▶ **Brief**:
Retype each entry below, keeping every character the same.

Dataset records:
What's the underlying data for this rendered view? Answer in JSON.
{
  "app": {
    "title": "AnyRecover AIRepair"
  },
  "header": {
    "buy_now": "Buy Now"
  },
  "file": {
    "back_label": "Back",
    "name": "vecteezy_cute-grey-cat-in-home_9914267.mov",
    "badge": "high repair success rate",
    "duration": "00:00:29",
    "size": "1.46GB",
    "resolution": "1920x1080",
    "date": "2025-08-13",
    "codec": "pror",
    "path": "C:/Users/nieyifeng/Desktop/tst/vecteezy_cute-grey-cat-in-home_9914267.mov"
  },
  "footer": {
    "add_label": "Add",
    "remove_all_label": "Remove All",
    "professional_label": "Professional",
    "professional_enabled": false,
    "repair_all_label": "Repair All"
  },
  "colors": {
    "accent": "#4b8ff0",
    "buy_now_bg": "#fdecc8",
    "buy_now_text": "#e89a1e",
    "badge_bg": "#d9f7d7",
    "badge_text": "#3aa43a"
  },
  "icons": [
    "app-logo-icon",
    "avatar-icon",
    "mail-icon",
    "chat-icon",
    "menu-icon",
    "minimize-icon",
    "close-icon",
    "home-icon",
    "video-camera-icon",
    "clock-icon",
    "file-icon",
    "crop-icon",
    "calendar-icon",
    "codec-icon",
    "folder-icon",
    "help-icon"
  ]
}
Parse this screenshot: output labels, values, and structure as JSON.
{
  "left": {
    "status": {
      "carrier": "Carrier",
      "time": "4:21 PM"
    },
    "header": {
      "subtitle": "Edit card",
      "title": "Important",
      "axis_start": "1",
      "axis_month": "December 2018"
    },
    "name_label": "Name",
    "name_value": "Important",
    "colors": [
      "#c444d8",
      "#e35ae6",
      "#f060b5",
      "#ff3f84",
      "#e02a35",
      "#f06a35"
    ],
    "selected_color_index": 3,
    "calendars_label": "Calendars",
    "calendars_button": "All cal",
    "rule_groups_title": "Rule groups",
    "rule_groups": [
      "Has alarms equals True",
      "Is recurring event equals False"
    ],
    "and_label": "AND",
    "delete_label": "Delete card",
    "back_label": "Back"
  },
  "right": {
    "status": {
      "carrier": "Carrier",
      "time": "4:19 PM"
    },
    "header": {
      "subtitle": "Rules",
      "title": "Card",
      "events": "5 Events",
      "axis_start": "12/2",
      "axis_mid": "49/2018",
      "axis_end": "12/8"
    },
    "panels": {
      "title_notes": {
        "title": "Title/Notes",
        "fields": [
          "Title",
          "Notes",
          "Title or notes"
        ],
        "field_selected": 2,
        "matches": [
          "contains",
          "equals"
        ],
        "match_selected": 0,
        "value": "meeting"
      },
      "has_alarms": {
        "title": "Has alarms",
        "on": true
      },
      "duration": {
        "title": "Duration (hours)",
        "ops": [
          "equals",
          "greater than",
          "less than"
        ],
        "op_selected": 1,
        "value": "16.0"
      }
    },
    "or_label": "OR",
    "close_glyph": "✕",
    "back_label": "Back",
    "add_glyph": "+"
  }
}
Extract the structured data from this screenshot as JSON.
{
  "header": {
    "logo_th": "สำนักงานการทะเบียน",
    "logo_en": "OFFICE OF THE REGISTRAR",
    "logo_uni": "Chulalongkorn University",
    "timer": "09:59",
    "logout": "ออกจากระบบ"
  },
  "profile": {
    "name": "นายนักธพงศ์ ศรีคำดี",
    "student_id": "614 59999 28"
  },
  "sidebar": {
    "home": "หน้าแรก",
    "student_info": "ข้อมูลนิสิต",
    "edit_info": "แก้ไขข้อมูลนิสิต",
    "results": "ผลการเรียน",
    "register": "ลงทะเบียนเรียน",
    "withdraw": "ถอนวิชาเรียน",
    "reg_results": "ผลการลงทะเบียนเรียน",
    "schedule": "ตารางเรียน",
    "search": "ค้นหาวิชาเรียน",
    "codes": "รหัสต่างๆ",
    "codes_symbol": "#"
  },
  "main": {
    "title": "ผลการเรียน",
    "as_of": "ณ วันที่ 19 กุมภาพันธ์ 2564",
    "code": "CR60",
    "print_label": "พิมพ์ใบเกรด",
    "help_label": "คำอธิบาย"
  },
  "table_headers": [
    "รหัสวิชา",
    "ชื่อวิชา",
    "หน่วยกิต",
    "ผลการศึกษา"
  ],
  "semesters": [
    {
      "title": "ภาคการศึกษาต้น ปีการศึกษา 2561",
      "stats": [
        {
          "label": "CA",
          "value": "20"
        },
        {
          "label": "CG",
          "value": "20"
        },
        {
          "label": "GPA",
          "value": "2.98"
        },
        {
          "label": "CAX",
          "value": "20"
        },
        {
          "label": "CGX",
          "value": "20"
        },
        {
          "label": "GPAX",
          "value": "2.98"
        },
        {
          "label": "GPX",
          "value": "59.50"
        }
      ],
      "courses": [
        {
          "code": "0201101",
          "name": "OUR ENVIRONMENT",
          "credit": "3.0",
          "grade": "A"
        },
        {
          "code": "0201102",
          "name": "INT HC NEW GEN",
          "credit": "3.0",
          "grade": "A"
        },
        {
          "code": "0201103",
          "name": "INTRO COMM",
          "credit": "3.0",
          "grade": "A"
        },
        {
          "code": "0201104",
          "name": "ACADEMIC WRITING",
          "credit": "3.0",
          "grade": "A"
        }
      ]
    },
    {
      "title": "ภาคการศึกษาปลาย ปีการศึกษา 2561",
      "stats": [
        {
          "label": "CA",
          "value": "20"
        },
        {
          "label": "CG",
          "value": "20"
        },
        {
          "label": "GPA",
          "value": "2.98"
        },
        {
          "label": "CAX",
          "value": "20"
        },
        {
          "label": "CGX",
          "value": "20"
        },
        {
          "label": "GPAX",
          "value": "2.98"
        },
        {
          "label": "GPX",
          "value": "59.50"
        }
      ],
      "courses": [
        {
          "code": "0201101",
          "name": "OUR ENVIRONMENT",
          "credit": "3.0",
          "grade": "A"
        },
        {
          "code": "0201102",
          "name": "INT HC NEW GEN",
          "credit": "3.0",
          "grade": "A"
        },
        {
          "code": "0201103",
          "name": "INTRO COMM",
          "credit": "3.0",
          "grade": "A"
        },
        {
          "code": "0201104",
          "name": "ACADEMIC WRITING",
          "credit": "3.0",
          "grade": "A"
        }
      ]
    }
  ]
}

▶ **Exercise output**:
What's the underlying data for this rendered view? Answer in JSON.
{
  "app": {
    "title": "AnyRecover AIRepair"
  },
  "header": {
    "buy_now": "Buy Now"
  },
  "file": {
    "back_label": "Back",
    "name": "vecteezy_cute-grey-cat-in-home_9914267.mov",
    "badge": "high repair success rate",
    "duration": "00:00:29",
    "size": "1.46GB",
    "resolution": "1920x1080",
    "date": "2025-08-13",
    "codec": "pror",
    "path": "C:/Users/nieyifeng/Desktop/tst/vecteezy_cute-grey-cat-in-home_9914267.mov"
  },
  "footer": {
    "add_label": "Add",
    "remove_all_label": "Remove All",
    "professional_label": "Professional",
    "professional_enabled": false,
    "repair_all_label": "Repair All"
  },
  "colors": {
    "accent": "#4b8ff0",
    "buy_now_bg": "#fdecc8",
    "buy_now_text": "#e89a1e",
    "badge_bg": "#d9f7d7",
    "badge_text": "#3aa43a"
  },
  "icons": [
    "app-logo-icon",
    "avatar-icon",
    "mail-icon",
    "chat-icon",
    "menu-icon",
    "minimize-icon",
    "close-icon",
    "home-icon",
    "video-camera-icon",
    "clock-icon",
    "file-icon",
    "crop-icon",
    "calendar-icon",
    "codec-icon",
    "folder-icon",
    "help-icon"
  ]
}
Parse this screenshot: output labels, values, and structure as JSON.
{
  "left": {
    "status": {
      "carrier": "Carrier",
      "time": "4:21 PM"
    },
    "header": {
      "subtitle": "Edit card",
      "title": "Important",
      "axis_start": "1",
      "axis_month": "December 2018"
    },
    "name_label": "Name",
    "name_value": "Important",
    "colors": [
      "#c444d8",
      "#e35ae6",
      "#f060b5",
      "#ff3f84",
      "#e02a35",
      "#f06a35"
    ],
    "selected_color_index": 3,
    "calendars_label": "Calendars",
    "calendars_button": "All cal",
    "rule_groups_title": "Rule groups",
    "rule_groups": [
      "Has alarms equals True",
      "Is recurring event equals False"
    ],
    "and_label": "AND",
    "delete_label": "Delete card",
    "back_label": "Back"
  },
  "right": {
    "status": {
      "carrier": "Carrier",
      "time": "4:19 PM"
    },
    "header": {
      "subtitle": "Rules",
      "title": "Card",
      "events": "5 Events",
      "axis_start": "12/2",
      "axis_mid": "49/2018",
      "axis_end": "12/8"
    },
    "panels": {
      "title_notes": {
        "title": "Title/Notes",
        "fields": [
          "Title",
          "Notes",
          "Title or notes"
        ],
        "field_selected": 2,
        "matches": [
          "contains",
          "equals"
        ],
        "match_selected": 0,
        "value": "meeting"
      },
      "has_alarms": {
        "title": "Has alarms",
        "on": true
      },
      "duration": {
        "title": "Duration (hours)",
        "ops": [
          "equals",
          "greater than",
          "less than"
        ],
        "op_selected": 1,
        "value": "16.0"
      }
    },
    "or_label": "OR",
    "close_glyph": "✕",
    "back_label": "Back",
    "add_glyph": "+"
  }
}
Extract the structured data from this screenshot as JSON.
{
  "header": {
    "logo_th": "สำนักงานการทะเบียน",
    "logo_en": "OFFICE OF THE REGISTRAR",
    "logo_uni": "Chulalongkorn University",
    "timer": "09:59",
    "logout": "ออกจากระบบ"
  },
  "profile": {
    "name": "นายนักธพงศ์ ศรีคำดี",
    "student_id": "614 59999 28"
  },
  "sidebar": {
    "home": "หน้าแรก",
    "student_info": "ข้อมูลนิสิต",
    "edit_info": "แก้ไขข้อมูลนิสิต",
    "results": "ผลการเรียน",
    "register": "ลงทะเบียนเรียน",
    "withdraw": "ถอนวิชาเรียน",
    "reg_results": "ผลการลงทะเบียนเรียน",
    "schedule": "ตารางเรียน",
    "search": "ค้นหาวิชาเรียน",
    "codes": "รหัสต่างๆ",
    "codes_symbol": "#"
  },
  "main": {
    "title": "ผลการเรียน",
    "as_of": "ณ วันที่ 19 กุมภาพันธ์ 2564",
    "code": "CR60",
    "print_label": "พิมพ์ใบเกรด",
    "help_label": "คำอธิบาย"
  },
  "table_headers": [
    "รหัสวิชา",
    "ชื่อวิชา",
    "หน่วยกิต",
    "ผลการศึกษา"
  ],
  "semesters": [
    {
      "title": "ภาคการศึกษาต้น ปีการศึกษา 2561",
      "stats": [
        {
          "label": "CA",
          "value": "20"
        },
        {
          "label": "CG",
          "value": "20"
        },
        {
          "label": "GPA",
          "value": "2.98"
        },
        {
          "label": "CAX",
          "value": "20"
        },
        {
          "label": "CGX",
          "value": "20"
        },
        {
          "label": "GPAX",
          "value": "2.98"
        },
        {
          "label": "GPX",
          "value": "59.50"
        }
      ],
      "courses": [
        {
          "code": "0201101",
          "name": "OUR ENVIRONMENT",
          "credit": "3.0",
          "grade": "A"
        },
        {
          "code": "0201102",
          "name": "INT HC NEW GEN",
          "credit": "3.0",
          "grade": "A"
        },
        {
          "code": "0201103",
          "name": "INTRO COMM",
          "credit": "3.0",
          "grade": "A"
        },
        {
          "code": "0201104",
          "name": "ACADEMIC WRITING",
          "credit": "3.0",
          "grade": "A"
        }
      ]
    },
    {
      "title": "ภาคการศึกษาปลาย ปีการศึกษา 2561",
      "stats": [
        {
          "label": "CA",
          "value": "20"
        },
        {
          "label": "CG",
          "value": "20"
        },
        {
          "label": "GPA",
          "value": "2.98"
        },
        {
          "label": "CAX",
          "value": "20"
        },
        {
          "label": "CGX",
          "value": "20"
        },
        {
          "label": "GPAX",
          "value": "2.98"
        },
        {
          "label": "GPX",
          "value": "59.50"
        }
      ],
      "courses": [
        {
          "code": "0201101",
          "name": "OUR ENVIRONMENT",
          "credit": "3.0",
          "grade": "A"
        },
        {
          "code": "0201102",
          "name": "INT HC NEW GEN",
          "credit": "3.0",
          "grade": "A"
        },
        {
          "code": "0201103",
          "name": "INTRO COMM",
          "credit": "3.0",
          "grade": "A"
        },
        {
          "code": "0201104",
          "name": "ACADEMIC WRITING",
          "credit": "3.0",
          "grade": "A"
        }
      ]
    }
  ]
}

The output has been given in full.